____ Material
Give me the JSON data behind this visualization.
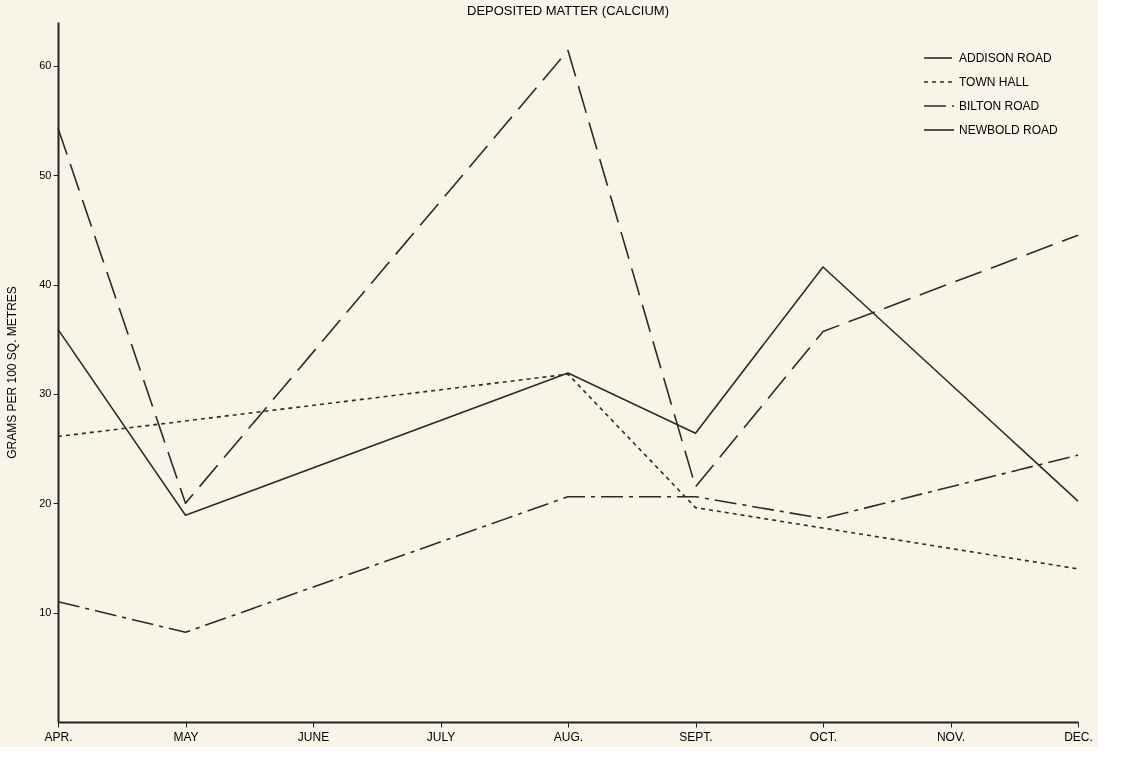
{
  "chart_data": {
    "type": "line",
    "title": "DEPOSITED MATTER (CALCIUM)",
    "ylabel": "GRAMS PER 100 SQ. METRES",
    "categories": [
      "APR.",
      "MAY",
      "JUNE",
      "JULY",
      "AUG.",
      "SEPT.",
      "OCT.",
      "NOV.",
      "DEC."
    ],
    "series": [
      {
        "name": "ADDISON ROAD",
        "color": "#2b2b2b",
        "line_style": "dashed",
        "values": [
          54.3,
          20.0,
          null,
          null,
          61.4,
          21.5,
          35.7,
          null,
          44.5
        ]
      },
      {
        "name": "TOWN HALL",
        "color": "#2b2b2b",
        "line_style": "dotted",
        "values": [
          26.1,
          null,
          null,
          null,
          31.8,
          19.6,
          null,
          null,
          14.0
        ]
      },
      {
        "name": "BILTON ROAD",
        "color": "#2b2b2b",
        "line_style": "dashdot",
        "values": [
          11.0,
          8.2,
          null,
          null,
          20.6,
          20.6,
          18.6,
          null,
          24.4
        ]
      },
      {
        "name": "NEWBOLD ROAD",
        "color": "#2b2b2b",
        "line_style": "solid",
        "values": [
          35.9,
          18.9,
          null,
          null,
          31.9,
          26.4,
          41.6,
          null,
          20.2
        ]
      }
    ],
    "ylim": [
      0,
      64
    ],
    "yticks": [
      10,
      20,
      30,
      40,
      50,
      60
    ],
    "grid": false,
    "legend": "top right",
    "marker": "none"
  }
}
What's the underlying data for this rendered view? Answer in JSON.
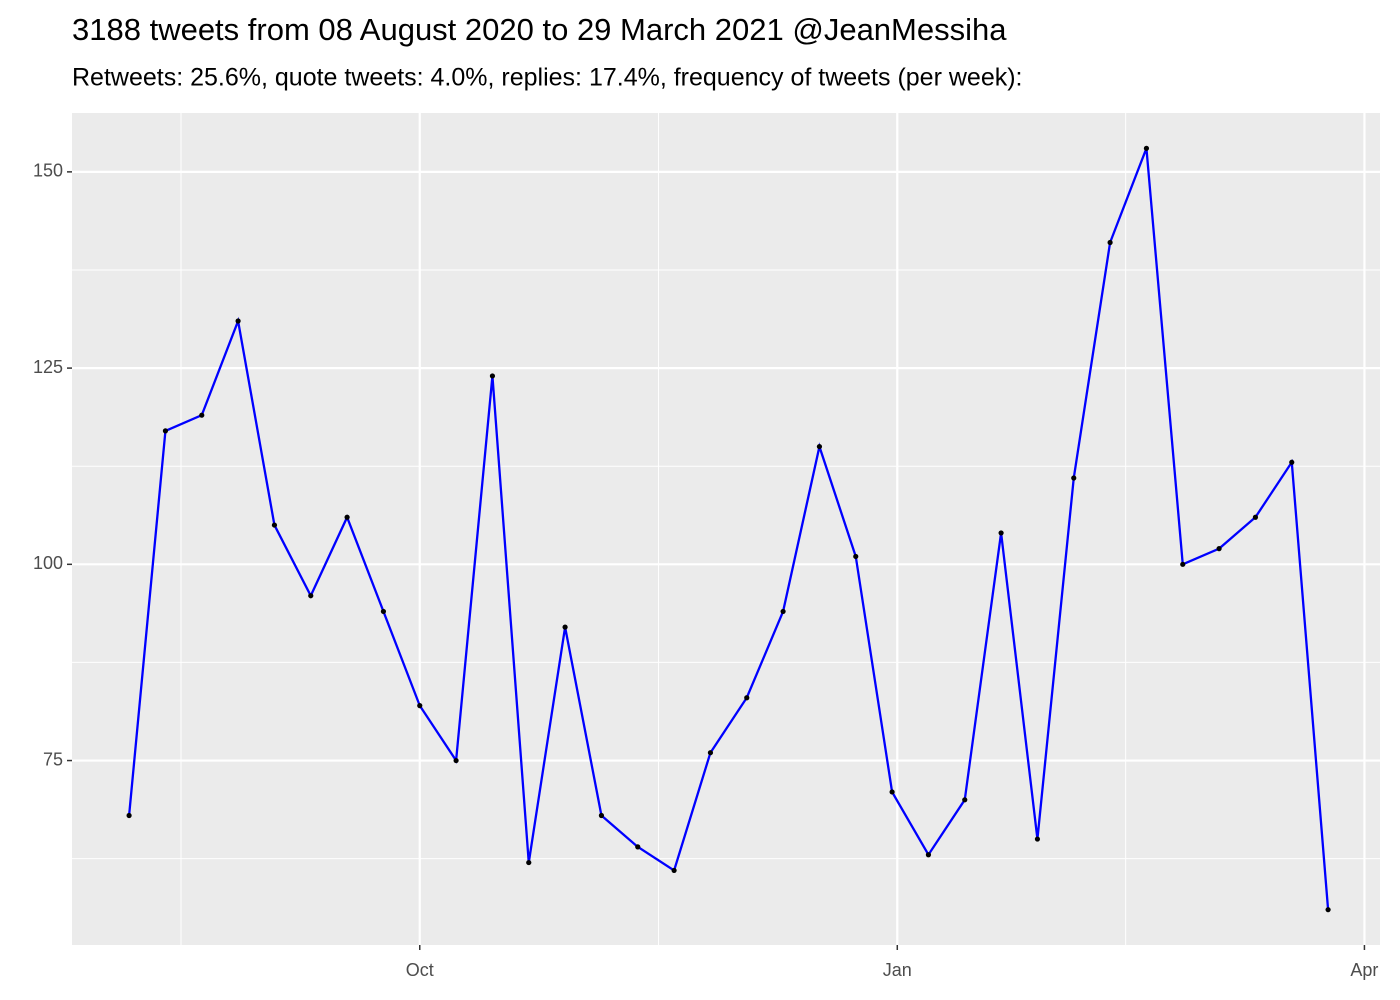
{
  "chart_data": {
    "type": "line",
    "title": "3188 tweets from 08 August 2020 to 29 March 2021 @JeanMessiha",
    "subtitle": "Retweets: 25.6%, quote tweets: 4.0%, replies: 17.4%, frequency of tweets (per week):",
    "x": [
      "2020-08-06",
      "2020-08-13",
      "2020-08-20",
      "2020-08-27",
      "2020-09-03",
      "2020-09-10",
      "2020-09-17",
      "2020-09-24",
      "2020-10-01",
      "2020-10-08",
      "2020-10-15",
      "2020-10-22",
      "2020-10-29",
      "2020-11-05",
      "2020-11-12",
      "2020-11-19",
      "2020-11-26",
      "2020-12-03",
      "2020-12-10",
      "2020-12-17",
      "2020-12-24",
      "2020-12-31",
      "2021-01-07",
      "2021-01-14",
      "2021-01-21",
      "2021-01-28",
      "2021-02-04",
      "2021-02-11",
      "2021-02-18",
      "2021-02-25",
      "2021-03-04",
      "2021-03-11",
      "2021-03-18",
      "2021-03-25"
    ],
    "series": [
      {
        "color": "#0000ff",
        "point_color": "#000000",
        "values": [
          68,
          117,
          119,
          131,
          105,
          96,
          106,
          94,
          82,
          75,
          124,
          62,
          92,
          68,
          64,
          61,
          76,
          83,
          94,
          115,
          101,
          71,
          63,
          70,
          104,
          65,
          111,
          141,
          153,
          100,
          102,
          106,
          113,
          56
        ]
      }
    ],
    "xlim": [
      "2020-07-26",
      "2021-04-04"
    ],
    "xticks": [
      {
        "value": "2020-10-01",
        "label": "Oct"
      },
      {
        "value": "2021-01-01",
        "label": "Jan"
      },
      {
        "value": "2021-04-01",
        "label": "Apr"
      }
    ],
    "x_minor_grid": [
      "2020-08-16",
      "2020-11-16",
      "2021-02-14"
    ],
    "ylim": [
      51.5,
      157.5
    ],
    "yticks": [
      75,
      100,
      125,
      150
    ],
    "y_minor_grid": [
      62.5,
      87.5,
      112.5,
      137.5
    ],
    "grid": true,
    "panel_color": "#ebebeb"
  }
}
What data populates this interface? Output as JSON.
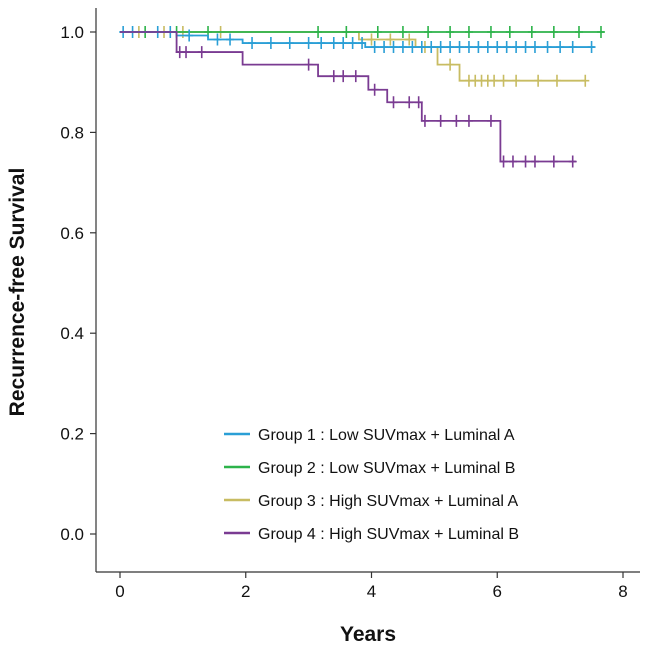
{
  "chart_data": {
    "type": "line",
    "subtype": "kaplan-meier",
    "xlabel": "Years",
    "ylabel": "Recurrence-free Survival",
    "xlim": [
      0,
      8
    ],
    "ylim": [
      0.0,
      1.0
    ],
    "xticks": [
      "0",
      "2",
      "4",
      "6",
      "8"
    ],
    "yticks": [
      "0.0",
      "0.2",
      "0.4",
      "0.6",
      "0.8",
      "1.0"
    ],
    "grid": false,
    "legend_position": "bottom-right",
    "series": [
      {
        "name": "Group 1 : Low SUVmax + Luminal A",
        "color": "#2a9fd6",
        "steps": [
          [
            0,
            1.0
          ],
          [
            0.9,
            0.993
          ],
          [
            1.4,
            0.985
          ],
          [
            1.95,
            0.978
          ],
          [
            3.9,
            0.97
          ],
          [
            7.55,
            0.97
          ]
        ],
        "censored": [
          0.05,
          0.2,
          0.6,
          0.8,
          1.1,
          1.55,
          1.75,
          2.1,
          2.4,
          2.7,
          3.0,
          3.2,
          3.4,
          3.55,
          3.7,
          3.85,
          4.05,
          4.2,
          4.35,
          4.5,
          4.65,
          4.8,
          4.95,
          5.1,
          5.25,
          5.4,
          5.55,
          5.7,
          5.85,
          6.0,
          6.15,
          6.3,
          6.45,
          6.6,
          6.8,
          7.0,
          7.2,
          7.5
        ]
      },
      {
        "name": "Group 2 : Low SUVmax + Luminal B",
        "color": "#2db34a",
        "steps": [
          [
            0,
            1.0
          ],
          [
            7.7,
            1.0
          ]
        ],
        "censored": [
          0.4,
          0.9,
          1.4,
          3.15,
          3.6,
          4.1,
          4.5,
          4.9,
          5.25,
          5.55,
          5.9,
          6.2,
          6.55,
          6.9,
          7.3,
          7.65
        ]
      },
      {
        "name": "Group 3 : High SUVmax + Luminal A",
        "color": "#c8bc62",
        "steps": [
          [
            0,
            1.0
          ],
          [
            3.8,
            0.985
          ],
          [
            4.7,
            0.97
          ],
          [
            5.05,
            0.935
          ],
          [
            5.4,
            0.903
          ],
          [
            7.4,
            0.903
          ]
        ],
        "censored": [
          0.3,
          0.7,
          1.0,
          1.6,
          4.0,
          4.3,
          4.6,
          4.85,
          5.25,
          5.55,
          5.65,
          5.75,
          5.85,
          5.95,
          6.1,
          6.3,
          6.65,
          6.95,
          7.4
        ]
      },
      {
        "name": "Group 4 : High SUVmax + Luminal B",
        "color": "#7a3b92",
        "steps": [
          [
            0,
            1.0
          ],
          [
            0.9,
            0.96
          ],
          [
            1.95,
            0.935
          ],
          [
            3.15,
            0.912
          ],
          [
            3.95,
            0.885
          ],
          [
            4.25,
            0.86
          ],
          [
            4.8,
            0.823
          ],
          [
            6.05,
            0.742
          ],
          [
            7.25,
            0.742
          ]
        ],
        "censored": [
          0.95,
          1.05,
          1.3,
          3.0,
          3.4,
          3.55,
          3.75,
          4.05,
          4.35,
          4.6,
          4.75,
          4.85,
          5.1,
          5.35,
          5.55,
          5.9,
          6.1,
          6.25,
          6.45,
          6.6,
          6.9,
          7.2
        ]
      }
    ]
  }
}
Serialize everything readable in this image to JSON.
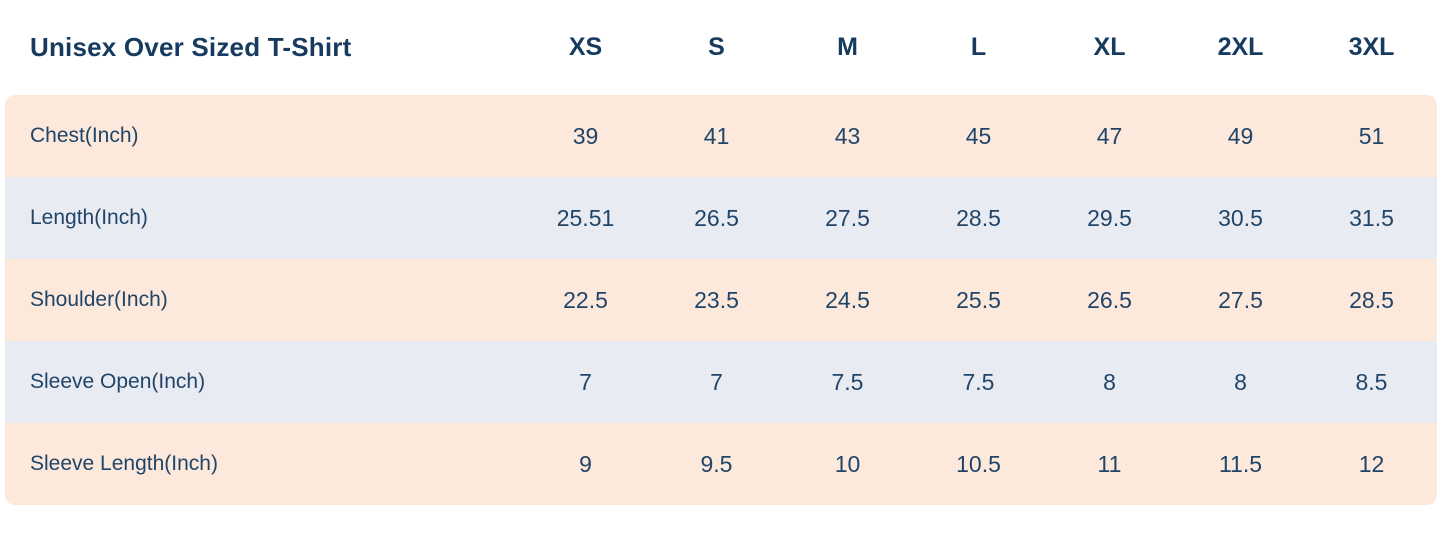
{
  "title": "Unisex Over Sized T-Shirt",
  "colors": {
    "background": "#FFFFFF",
    "row_peach": "#FCE9DC",
    "row_blue_gray": "#E9EBF2",
    "text_navy": "#1C4166"
  },
  "chart_data": {
    "type": "table",
    "title": "Unisex Over Sized T-Shirt",
    "columns": [
      "XS",
      "S",
      "M",
      "L",
      "XL",
      "2XL",
      "3XL"
    ],
    "rows": [
      {
        "label": "Chest(Inch)",
        "values": [
          "39",
          "41",
          "43",
          "45",
          "47",
          "49",
          "51"
        ]
      },
      {
        "label": "Length(Inch)",
        "values": [
          "25.51",
          "26.5",
          "27.5",
          "28.5",
          "29.5",
          "30.5",
          "31.5"
        ]
      },
      {
        "label": "Shoulder(Inch)",
        "values": [
          "22.5",
          "23.5",
          "24.5",
          "25.5",
          "26.5",
          "27.5",
          "28.5"
        ]
      },
      {
        "label": "Sleeve Open(Inch)",
        "values": [
          "7",
          "7",
          "7.5",
          "7.5",
          "8",
          "8",
          "8.5"
        ]
      },
      {
        "label": "Sleeve Length(Inch)",
        "values": [
          "9",
          "9.5",
          "10",
          "10.5",
          "11",
          "11.5",
          "12"
        ]
      }
    ],
    "layout": {
      "striped": true,
      "header_background": "#FFFFFF",
      "grid": false
    }
  }
}
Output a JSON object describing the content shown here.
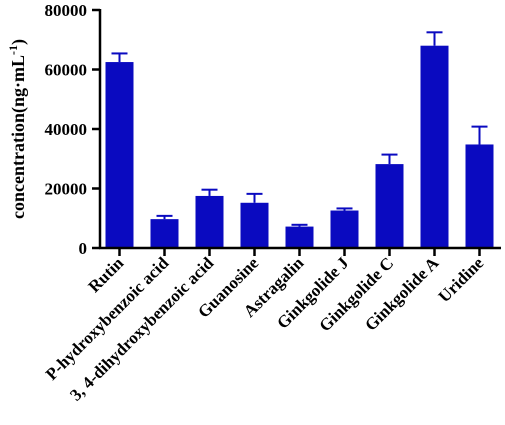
{
  "chart_data": {
    "type": "bar",
    "categories": [
      "Rutin",
      "P-hydroxybenzoic acid",
      "3, 4-dihydroxybenzoic acid",
      "Guanosine",
      "Astragalin",
      "Ginkgolide J",
      "Ginkgolide C",
      "Ginkgolide A",
      "Uridine"
    ],
    "values": [
      62500,
      9700,
      17500,
      15200,
      7200,
      12600,
      28200,
      68000,
      34800
    ],
    "errors": [
      2900,
      1100,
      2100,
      3000,
      600,
      700,
      3200,
      4500,
      6000
    ],
    "ylabel": "concentration(ng·mL",
    "ylabel_superscript": "-1",
    "ylabel_suffix": ")",
    "ylim": [
      0,
      80000
    ],
    "yticks": [
      0,
      20000,
      40000,
      60000,
      80000
    ],
    "ytick_labels": [
      "0",
      "20000",
      "40000",
      "60000",
      "80000"
    ],
    "grid": false,
    "colors": {
      "bar": "#0a0ac0",
      "error_bar": "#0a0ac0",
      "axis": "#000000"
    }
  }
}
________
Work to be completed
Quote, word for word and nothing more, every line from the line with "Output a JSON" to the end of the entries, including both ends; skip any pictures.

Answer to this task
Output a JSON object describing the content shown here.
{
  "chart_data": {
    "type": "bar",
    "categories": [
      "Rutin",
      "P-hydroxybenzoic acid",
      "3, 4-dihydroxybenzoic acid",
      "Guanosine",
      "Astragalin",
      "Ginkgolide J",
      "Ginkgolide C",
      "Ginkgolide A",
      "Uridine"
    ],
    "values": [
      62500,
      9700,
      17500,
      15200,
      7200,
      12600,
      28200,
      68000,
      34800
    ],
    "errors": [
      2900,
      1100,
      2100,
      3000,
      600,
      700,
      3200,
      4500,
      6000
    ],
    "ylabel": "concentration(ng·mL",
    "ylabel_superscript": "-1",
    "ylabel_suffix": ")",
    "ylim": [
      0,
      80000
    ],
    "yticks": [
      0,
      20000,
      40000,
      60000,
      80000
    ],
    "ytick_labels": [
      "0",
      "20000",
      "40000",
      "60000",
      "80000"
    ],
    "grid": false,
    "colors": {
      "bar": "#0a0ac0",
      "error_bar": "#0a0ac0",
      "axis": "#000000"
    }
  }
}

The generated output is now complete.